» Written instruction
Search the listing for "indicative" and copy every line where it appears.

» Task data
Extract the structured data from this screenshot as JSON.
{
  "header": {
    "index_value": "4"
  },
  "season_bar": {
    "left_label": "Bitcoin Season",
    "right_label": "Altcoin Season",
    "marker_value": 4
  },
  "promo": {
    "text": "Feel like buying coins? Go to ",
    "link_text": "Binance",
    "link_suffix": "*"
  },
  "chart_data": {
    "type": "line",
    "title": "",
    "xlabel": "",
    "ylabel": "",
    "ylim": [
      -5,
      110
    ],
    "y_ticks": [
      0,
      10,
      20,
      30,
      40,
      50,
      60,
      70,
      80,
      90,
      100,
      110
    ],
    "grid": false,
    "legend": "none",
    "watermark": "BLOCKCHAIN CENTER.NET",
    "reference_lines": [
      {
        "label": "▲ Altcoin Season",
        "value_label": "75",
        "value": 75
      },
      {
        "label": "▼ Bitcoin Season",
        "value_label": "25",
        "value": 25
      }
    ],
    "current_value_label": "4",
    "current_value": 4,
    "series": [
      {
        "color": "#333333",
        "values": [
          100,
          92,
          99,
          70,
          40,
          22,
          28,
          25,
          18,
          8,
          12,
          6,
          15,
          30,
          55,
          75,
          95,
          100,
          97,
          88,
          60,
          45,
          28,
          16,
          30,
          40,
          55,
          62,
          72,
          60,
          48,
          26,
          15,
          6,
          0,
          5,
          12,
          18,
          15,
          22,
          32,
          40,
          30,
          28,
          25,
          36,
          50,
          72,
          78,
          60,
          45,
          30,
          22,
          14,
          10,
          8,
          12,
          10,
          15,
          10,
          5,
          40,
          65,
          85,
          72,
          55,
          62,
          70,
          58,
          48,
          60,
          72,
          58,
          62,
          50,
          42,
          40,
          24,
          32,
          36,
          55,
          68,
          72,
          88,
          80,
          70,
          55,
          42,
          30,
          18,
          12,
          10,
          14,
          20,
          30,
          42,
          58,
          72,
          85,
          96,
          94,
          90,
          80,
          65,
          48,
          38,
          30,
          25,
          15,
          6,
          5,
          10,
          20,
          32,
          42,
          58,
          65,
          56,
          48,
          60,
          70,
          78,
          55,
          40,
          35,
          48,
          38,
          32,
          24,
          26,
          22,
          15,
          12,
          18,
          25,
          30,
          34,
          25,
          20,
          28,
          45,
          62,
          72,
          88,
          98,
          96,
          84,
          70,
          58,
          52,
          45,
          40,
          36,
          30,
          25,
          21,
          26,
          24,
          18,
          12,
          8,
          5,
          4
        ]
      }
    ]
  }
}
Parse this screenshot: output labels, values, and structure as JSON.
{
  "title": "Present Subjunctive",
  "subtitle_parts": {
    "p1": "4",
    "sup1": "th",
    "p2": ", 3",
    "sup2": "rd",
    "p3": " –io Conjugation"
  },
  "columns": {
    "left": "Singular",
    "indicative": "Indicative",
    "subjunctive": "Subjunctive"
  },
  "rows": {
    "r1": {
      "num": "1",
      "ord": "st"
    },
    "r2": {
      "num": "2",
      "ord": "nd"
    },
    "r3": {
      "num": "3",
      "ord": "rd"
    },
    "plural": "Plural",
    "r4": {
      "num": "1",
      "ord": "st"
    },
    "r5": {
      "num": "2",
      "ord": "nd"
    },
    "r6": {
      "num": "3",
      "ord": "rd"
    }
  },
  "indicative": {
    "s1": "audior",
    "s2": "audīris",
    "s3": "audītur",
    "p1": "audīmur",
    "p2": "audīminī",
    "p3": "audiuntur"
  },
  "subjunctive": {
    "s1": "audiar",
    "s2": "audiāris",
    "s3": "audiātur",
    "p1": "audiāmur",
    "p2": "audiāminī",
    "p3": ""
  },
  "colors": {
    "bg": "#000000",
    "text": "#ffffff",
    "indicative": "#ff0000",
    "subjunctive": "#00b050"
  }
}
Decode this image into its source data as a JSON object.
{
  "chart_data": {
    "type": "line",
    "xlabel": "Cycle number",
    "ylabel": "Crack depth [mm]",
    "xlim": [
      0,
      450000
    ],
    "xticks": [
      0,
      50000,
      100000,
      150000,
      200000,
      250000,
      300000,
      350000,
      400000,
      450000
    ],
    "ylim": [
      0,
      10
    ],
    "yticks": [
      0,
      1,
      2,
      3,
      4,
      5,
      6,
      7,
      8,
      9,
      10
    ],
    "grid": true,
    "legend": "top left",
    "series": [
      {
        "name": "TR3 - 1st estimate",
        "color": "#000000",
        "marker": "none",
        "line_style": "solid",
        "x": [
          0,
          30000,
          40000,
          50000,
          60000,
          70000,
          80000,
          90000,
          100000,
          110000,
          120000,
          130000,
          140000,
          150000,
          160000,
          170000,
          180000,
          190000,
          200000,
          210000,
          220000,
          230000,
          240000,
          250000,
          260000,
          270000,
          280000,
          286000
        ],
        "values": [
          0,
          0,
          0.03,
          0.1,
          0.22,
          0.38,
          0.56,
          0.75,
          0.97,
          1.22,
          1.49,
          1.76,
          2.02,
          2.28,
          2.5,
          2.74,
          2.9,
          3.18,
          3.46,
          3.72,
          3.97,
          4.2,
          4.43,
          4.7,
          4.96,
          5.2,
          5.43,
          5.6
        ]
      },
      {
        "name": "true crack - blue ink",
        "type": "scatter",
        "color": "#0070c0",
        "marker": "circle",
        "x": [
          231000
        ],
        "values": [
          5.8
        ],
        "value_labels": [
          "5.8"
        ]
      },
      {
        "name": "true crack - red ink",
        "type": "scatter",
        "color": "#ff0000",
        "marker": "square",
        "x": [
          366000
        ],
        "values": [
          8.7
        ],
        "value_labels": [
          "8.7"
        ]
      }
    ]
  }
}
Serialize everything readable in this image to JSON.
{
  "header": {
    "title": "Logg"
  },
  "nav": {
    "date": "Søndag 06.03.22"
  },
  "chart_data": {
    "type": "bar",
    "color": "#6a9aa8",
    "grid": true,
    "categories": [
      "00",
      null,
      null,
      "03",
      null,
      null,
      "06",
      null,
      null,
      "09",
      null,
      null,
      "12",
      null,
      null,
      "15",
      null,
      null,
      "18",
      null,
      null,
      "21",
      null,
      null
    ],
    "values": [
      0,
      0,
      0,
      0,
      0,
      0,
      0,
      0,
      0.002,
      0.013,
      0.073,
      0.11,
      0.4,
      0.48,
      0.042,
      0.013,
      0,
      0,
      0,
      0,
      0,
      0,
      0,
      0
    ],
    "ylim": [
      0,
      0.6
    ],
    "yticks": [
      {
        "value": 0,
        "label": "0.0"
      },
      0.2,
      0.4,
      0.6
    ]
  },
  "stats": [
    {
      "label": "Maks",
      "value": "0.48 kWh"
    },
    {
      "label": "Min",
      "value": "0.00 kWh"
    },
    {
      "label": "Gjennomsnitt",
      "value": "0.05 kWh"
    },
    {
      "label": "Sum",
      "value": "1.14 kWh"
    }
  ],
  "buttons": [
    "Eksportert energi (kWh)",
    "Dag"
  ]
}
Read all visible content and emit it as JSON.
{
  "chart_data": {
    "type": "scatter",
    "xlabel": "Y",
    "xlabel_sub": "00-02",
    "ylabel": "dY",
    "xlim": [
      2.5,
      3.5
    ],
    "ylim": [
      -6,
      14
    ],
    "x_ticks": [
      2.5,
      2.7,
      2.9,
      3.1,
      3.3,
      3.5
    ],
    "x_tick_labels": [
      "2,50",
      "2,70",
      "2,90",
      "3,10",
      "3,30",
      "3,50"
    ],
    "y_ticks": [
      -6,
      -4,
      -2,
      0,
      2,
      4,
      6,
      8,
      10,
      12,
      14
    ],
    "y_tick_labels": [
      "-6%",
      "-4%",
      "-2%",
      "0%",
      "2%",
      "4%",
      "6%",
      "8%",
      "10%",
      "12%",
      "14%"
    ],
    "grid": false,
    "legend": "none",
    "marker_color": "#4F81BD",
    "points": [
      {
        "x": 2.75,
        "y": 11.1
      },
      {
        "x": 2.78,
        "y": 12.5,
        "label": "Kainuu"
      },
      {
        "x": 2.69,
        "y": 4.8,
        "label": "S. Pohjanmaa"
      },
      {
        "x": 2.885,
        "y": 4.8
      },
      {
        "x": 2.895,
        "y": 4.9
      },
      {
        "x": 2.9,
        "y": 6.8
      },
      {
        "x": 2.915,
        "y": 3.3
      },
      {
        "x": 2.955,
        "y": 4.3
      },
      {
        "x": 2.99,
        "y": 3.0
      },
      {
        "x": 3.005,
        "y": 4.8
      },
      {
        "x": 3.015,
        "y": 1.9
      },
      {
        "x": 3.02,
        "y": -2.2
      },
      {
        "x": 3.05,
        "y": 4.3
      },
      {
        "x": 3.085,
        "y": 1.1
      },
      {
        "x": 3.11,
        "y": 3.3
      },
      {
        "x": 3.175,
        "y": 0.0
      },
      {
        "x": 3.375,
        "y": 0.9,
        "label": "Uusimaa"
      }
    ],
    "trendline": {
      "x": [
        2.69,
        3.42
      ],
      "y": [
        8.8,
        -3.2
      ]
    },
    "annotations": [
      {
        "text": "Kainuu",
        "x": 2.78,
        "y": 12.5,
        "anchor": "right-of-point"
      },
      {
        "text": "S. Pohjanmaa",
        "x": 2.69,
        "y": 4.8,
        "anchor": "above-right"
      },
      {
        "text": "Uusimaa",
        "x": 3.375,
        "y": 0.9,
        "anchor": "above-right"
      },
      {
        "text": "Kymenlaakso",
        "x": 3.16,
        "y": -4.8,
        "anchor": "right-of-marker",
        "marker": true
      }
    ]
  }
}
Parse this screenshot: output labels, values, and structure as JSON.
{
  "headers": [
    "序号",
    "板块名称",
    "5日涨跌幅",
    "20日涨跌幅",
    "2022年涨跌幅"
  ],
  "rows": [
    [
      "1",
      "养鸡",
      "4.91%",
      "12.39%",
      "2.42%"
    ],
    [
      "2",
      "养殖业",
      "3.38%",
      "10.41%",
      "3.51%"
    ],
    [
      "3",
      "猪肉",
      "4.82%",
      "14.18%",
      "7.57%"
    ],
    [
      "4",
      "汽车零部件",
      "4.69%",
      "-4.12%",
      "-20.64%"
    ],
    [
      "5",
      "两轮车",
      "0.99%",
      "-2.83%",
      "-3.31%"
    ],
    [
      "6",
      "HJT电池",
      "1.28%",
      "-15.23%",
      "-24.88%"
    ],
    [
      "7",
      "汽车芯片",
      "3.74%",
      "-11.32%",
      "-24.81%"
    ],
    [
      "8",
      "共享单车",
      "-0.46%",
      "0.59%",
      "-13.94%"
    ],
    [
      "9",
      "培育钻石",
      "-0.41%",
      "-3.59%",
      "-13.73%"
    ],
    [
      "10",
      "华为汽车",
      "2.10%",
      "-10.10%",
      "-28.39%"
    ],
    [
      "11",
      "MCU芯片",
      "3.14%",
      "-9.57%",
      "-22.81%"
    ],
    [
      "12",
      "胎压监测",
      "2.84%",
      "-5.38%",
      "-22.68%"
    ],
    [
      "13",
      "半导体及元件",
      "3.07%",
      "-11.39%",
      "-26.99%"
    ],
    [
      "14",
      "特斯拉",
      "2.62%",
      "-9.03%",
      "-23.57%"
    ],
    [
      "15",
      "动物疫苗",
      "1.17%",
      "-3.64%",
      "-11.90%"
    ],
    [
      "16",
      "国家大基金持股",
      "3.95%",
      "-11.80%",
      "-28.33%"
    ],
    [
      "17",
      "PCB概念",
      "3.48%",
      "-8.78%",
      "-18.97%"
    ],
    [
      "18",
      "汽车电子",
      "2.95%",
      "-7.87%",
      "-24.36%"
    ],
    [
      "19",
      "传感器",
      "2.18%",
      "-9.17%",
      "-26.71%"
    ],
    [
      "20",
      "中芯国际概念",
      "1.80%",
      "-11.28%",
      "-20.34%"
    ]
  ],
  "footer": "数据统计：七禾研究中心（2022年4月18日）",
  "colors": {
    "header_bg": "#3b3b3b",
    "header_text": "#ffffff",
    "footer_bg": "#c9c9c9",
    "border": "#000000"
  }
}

» Solution
    "indicative": "Indicative",
  "indicative": {
    "indicative": "#ff0000",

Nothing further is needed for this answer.